═══ SUPPLIED DATA ═══
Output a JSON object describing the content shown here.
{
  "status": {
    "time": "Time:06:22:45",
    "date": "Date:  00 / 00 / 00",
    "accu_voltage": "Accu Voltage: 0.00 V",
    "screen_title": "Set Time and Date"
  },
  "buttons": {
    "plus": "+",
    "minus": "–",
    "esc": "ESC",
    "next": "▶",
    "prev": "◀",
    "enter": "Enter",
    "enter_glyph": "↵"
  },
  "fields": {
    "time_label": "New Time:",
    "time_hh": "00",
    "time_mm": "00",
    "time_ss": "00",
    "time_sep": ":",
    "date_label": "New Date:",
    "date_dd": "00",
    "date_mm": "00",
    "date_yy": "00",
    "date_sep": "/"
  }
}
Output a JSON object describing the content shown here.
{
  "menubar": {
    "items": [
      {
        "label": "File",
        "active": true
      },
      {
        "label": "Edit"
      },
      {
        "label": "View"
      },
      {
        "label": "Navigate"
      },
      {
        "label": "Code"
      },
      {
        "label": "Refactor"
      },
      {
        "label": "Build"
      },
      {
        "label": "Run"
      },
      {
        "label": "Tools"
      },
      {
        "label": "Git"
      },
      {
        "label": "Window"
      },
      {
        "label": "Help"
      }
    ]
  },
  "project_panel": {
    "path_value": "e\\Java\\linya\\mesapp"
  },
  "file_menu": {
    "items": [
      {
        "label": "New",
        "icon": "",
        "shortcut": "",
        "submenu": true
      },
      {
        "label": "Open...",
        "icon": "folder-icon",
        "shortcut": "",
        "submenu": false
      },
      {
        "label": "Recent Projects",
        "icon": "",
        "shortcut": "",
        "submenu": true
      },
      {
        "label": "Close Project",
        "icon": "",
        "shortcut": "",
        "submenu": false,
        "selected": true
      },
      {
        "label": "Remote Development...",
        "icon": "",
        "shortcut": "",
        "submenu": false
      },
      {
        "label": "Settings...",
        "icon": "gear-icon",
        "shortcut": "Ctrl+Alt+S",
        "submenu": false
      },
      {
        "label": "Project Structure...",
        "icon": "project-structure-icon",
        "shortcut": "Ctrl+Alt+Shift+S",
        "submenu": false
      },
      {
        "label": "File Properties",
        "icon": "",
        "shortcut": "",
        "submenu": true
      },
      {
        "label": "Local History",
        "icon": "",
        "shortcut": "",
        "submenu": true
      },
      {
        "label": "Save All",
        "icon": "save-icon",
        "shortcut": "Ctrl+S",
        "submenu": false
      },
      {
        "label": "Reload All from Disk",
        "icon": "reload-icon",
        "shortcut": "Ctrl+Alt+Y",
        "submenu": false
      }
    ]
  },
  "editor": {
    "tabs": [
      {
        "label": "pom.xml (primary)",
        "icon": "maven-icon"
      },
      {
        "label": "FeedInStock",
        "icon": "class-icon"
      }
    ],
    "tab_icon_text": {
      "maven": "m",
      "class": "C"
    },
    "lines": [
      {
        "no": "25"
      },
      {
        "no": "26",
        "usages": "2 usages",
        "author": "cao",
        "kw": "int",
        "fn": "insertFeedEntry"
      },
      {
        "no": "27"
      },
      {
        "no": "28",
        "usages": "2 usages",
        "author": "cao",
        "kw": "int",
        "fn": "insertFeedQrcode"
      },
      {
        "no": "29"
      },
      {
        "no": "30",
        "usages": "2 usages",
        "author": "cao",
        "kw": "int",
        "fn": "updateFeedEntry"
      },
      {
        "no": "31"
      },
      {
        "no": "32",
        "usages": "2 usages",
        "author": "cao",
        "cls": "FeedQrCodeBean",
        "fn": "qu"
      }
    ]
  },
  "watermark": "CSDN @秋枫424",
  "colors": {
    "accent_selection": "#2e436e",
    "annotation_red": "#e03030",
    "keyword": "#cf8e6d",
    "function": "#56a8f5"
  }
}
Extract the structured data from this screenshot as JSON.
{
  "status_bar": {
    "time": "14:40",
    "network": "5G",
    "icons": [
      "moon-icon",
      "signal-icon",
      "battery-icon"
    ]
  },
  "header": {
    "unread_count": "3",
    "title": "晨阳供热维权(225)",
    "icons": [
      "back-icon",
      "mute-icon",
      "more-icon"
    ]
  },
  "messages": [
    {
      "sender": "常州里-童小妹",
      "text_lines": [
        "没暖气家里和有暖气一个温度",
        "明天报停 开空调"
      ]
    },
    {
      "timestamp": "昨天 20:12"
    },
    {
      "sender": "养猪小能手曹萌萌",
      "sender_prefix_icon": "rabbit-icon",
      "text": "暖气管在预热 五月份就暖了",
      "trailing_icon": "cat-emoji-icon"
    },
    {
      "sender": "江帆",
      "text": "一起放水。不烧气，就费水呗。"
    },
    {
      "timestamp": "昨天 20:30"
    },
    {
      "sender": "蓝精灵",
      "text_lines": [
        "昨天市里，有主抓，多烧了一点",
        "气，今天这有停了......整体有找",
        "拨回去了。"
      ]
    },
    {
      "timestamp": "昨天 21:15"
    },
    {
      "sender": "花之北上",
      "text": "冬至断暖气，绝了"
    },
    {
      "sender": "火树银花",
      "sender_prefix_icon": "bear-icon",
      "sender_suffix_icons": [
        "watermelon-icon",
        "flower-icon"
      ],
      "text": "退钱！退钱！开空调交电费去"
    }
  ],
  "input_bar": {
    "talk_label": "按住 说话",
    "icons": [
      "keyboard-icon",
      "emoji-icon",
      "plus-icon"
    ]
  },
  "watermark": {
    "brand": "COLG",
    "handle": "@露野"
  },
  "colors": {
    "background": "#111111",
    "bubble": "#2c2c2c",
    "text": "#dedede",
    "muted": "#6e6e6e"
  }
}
═══
Copy every line of the records word for word.

**ANSWER BELOW**.
Output a JSON object describing the content shown here.
{
  "status": {
    "time": "Time:06:22:45",
    "date": "Date:  00 / 00 / 00",
    "accu_voltage": "Accu Voltage: 0.00 V",
    "screen_title": "Set Time and Date"
  },
  "buttons": {
    "plus": "+",
    "minus": "–",
    "esc": "ESC",
    "next": "▶",
    "prev": "◀",
    "enter": "Enter",
    "enter_glyph": "↵"
  },
  "fields": {
    "time_label": "New Time:",
    "time_hh": "00",
    "time_mm": "00",
    "time_ss": "00",
    "time_sep": ":",
    "date_label": "New Date:",
    "date_dd": "00",
    "date_mm": "00",
    "date_yy": "00",
    "date_sep": "/"
  }
}
Output a JSON object describing the content shown here.
{
  "menubar": {
    "items": [
      {
        "label": "File",
        "active": true
      },
      {
        "label": "Edit"
      },
      {
        "label": "View"
      },
      {
        "label": "Navigate"
      },
      {
        "label": "Code"
      },
      {
        "label": "Refactor"
      },
      {
        "label": "Build"
      },
      {
        "label": "Run"
      },
      {
        "label": "Tools"
      },
      {
        "label": "Git"
      },
      {
        "label": "Window"
      },
      {
        "label": "Help"
      }
    ]
  },
  "project_panel": {
    "path_value": "e\\Java\\linya\\mesapp"
  },
  "file_menu": {
    "items": [
      {
        "label": "New",
        "icon": "",
        "shortcut": "",
        "submenu": true
      },
      {
        "label": "Open...",
        "icon": "folder-icon",
        "shortcut": "",
        "submenu": false
      },
      {
        "label": "Recent Projects",
        "icon": "",
        "shortcut": "",
        "submenu": true
      },
      {
        "label": "Close Project",
        "icon": "",
        "shortcut": "",
        "submenu": false,
        "selected": true
      },
      {
        "label": "Remote Development...",
        "icon": "",
        "shortcut": "",
        "submenu": false
      },
      {
        "label": "Settings...",
        "icon": "gear-icon",
        "shortcut": "Ctrl+Alt+S",
        "submenu": false
      },
      {
        "label": "Project Structure...",
        "icon": "project-structure-icon",
        "shortcut": "Ctrl+Alt+Shift+S",
        "submenu": false
      },
      {
        "label": "File Properties",
        "icon": "",
        "shortcut": "",
        "submenu": true
      },
      {
        "label": "Local History",
        "icon": "",
        "shortcut": "",
        "submenu": true
      },
      {
        "label": "Save All",
        "icon": "save-icon",
        "shortcut": "Ctrl+S",
        "submenu": false
      },
      {
        "label": "Reload All from Disk",
        "icon": "reload-icon",
        "shortcut": "Ctrl+Alt+Y",
        "submenu": false
      }
    ]
  },
  "editor": {
    "tabs": [
      {
        "label": "pom.xml (primary)",
        "icon": "maven-icon"
      },
      {
        "label": "FeedInStock",
        "icon": "class-icon"
      }
    ],
    "tab_icon_text": {
      "maven": "m",
      "class": "C"
    },
    "lines": [
      {
        "no": "25"
      },
      {
        "no": "26",
        "usages": "2 usages",
        "author": "cao",
        "kw": "int",
        "fn": "insertFeedEntry"
      },
      {
        "no": "27"
      },
      {
        "no": "28",
        "usages": "2 usages",
        "author": "cao",
        "kw": "int",
        "fn": "insertFeedQrcode"
      },
      {
        "no": "29"
      },
      {
        "no": "30",
        "usages": "2 usages",
        "author": "cao",
        "kw": "int",
        "fn": "updateFeedEntry"
      },
      {
        "no": "31"
      },
      {
        "no": "32",
        "usages": "2 usages",
        "author": "cao",
        "cls": "FeedQrCodeBean",
        "fn": "qu"
      }
    ]
  },
  "watermark": "CSDN @秋枫424",
  "colors": {
    "accent_selection": "#2e436e",
    "annotation_red": "#e03030",
    "keyword": "#cf8e6d",
    "function": "#56a8f5"
  }
}
Extract the structured data from this screenshot as JSON.
{
  "status_bar": {
    "time": "14:40",
    "network": "5G",
    "icons": [
      "moon-icon",
      "signal-icon",
      "battery-icon"
    ]
  },
  "header": {
    "unread_count": "3",
    "title": "晨阳供热维权(225)",
    "icons": [
      "back-icon",
      "mute-icon",
      "more-icon"
    ]
  },
  "messages": [
    {
      "sender": "常州里-童小妹",
      "text_lines": [
        "没暖气家里和有暖气一个温度",
        "明天报停 开空调"
      ]
    },
    {
      "timestamp": "昨天 20:12"
    },
    {
      "sender": "养猪小能手曹萌萌",
      "sender_prefix_icon": "rabbit-icon",
      "text": "暖气管在预热 五月份就暖了",
      "trailing_icon": "cat-emoji-icon"
    },
    {
      "sender": "江帆",
      "text": "一起放水。不烧气，就费水呗。"
    },
    {
      "timestamp": "昨天 20:30"
    },
    {
      "sender": "蓝精灵",
      "text_lines": [
        "昨天市里，有主抓，多烧了一点",
        "气，今天这有停了......整体有找",
        "拨回去了。"
      ]
    },
    {
      "timestamp": "昨天 21:15"
    },
    {
      "sender": "花之北上",
      "text": "冬至断暖气，绝了"
    },
    {
      "sender": "火树银花",
      "sender_prefix_icon": "bear-icon",
      "sender_suffix_icons": [
        "watermelon-icon",
        "flower-icon"
      ],
      "text": "退钱！退钱！开空调交电费去"
    }
  ],
  "input_bar": {
    "talk_label": "按住 说话",
    "icons": [
      "keyboard-icon",
      "emoji-icon",
      "plus-icon"
    ]
  },
  "watermark": {
    "brand": "COLG",
    "handle": "@露野"
  },
  "colors": {
    "background": "#111111",
    "bubble": "#2c2c2c",
    "text": "#dedede",
    "muted": "#6e6e6e"
  }
}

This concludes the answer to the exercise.